▶ EXERCISE:
Search the material for the string "icon" and copy each line where it occurs.

Data items
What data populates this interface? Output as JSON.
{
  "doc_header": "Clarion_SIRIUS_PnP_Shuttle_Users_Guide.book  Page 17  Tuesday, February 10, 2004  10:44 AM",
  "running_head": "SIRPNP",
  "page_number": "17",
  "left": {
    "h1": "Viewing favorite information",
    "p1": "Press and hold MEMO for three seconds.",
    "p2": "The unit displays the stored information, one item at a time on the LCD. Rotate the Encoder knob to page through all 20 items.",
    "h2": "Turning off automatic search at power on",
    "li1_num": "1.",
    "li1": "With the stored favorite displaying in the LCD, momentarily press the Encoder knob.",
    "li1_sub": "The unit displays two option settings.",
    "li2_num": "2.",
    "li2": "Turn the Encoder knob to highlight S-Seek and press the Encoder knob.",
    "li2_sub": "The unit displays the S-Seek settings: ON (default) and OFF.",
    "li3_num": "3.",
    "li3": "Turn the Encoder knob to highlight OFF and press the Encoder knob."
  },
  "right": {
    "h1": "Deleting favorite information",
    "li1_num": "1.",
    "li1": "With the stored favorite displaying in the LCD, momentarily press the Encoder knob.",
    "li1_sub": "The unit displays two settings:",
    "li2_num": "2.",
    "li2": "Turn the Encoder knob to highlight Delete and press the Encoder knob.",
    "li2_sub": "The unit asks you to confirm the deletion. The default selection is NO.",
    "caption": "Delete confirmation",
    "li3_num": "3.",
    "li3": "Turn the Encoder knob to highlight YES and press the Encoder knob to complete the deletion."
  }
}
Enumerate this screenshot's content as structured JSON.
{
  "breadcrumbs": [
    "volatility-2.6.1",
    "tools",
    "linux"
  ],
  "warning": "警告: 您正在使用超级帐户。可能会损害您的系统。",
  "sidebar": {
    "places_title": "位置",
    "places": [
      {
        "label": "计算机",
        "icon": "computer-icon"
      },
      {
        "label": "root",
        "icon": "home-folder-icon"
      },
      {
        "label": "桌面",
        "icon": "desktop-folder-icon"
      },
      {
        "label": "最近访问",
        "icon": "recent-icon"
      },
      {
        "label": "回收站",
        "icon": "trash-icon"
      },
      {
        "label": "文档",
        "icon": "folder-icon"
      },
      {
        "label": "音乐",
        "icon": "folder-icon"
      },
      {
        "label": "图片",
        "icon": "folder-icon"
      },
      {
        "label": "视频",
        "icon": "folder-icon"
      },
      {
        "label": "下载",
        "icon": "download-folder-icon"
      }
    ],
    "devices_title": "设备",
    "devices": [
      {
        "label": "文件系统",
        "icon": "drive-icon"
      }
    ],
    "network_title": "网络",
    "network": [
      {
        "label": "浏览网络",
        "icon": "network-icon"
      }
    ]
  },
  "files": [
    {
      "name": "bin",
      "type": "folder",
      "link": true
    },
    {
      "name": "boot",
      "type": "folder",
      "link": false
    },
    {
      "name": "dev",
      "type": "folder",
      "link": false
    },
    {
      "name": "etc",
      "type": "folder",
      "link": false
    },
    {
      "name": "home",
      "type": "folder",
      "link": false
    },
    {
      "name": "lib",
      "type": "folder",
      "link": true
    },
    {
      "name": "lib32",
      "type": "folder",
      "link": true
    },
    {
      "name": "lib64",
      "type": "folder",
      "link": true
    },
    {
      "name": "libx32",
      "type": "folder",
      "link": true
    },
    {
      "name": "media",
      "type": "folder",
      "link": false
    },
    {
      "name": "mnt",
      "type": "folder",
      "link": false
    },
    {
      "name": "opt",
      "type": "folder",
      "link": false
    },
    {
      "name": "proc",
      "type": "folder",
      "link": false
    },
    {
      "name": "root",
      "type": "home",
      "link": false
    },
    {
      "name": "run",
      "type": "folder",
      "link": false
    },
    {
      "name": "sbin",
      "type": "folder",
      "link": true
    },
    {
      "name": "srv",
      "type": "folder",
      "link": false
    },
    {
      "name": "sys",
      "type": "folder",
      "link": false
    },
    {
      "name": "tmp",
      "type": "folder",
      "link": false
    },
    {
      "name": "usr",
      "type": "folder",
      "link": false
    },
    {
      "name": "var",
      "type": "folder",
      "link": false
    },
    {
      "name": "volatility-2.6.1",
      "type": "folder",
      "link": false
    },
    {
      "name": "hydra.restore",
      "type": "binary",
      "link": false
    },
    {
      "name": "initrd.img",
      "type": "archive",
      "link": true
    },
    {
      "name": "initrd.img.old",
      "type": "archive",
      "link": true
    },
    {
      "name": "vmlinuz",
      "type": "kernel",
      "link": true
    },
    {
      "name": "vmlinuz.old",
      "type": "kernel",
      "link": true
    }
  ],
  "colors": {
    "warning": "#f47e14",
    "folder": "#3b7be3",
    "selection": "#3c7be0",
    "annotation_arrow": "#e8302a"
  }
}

▶ SOLUTION BELOW:
        "icon": "computer-icon"
        "icon": "home-folder-icon"
        "icon": "desktop-folder-icon"
        "icon": "recent-icon"
        "icon": "trash-icon"
        "icon": "folder-icon"
        "icon": "folder-icon"
        "icon": "folder-icon"
        "icon": "folder-icon"
        "icon": "download-folder-icon"
        "icon": "drive-icon"
        "icon": "network-icon"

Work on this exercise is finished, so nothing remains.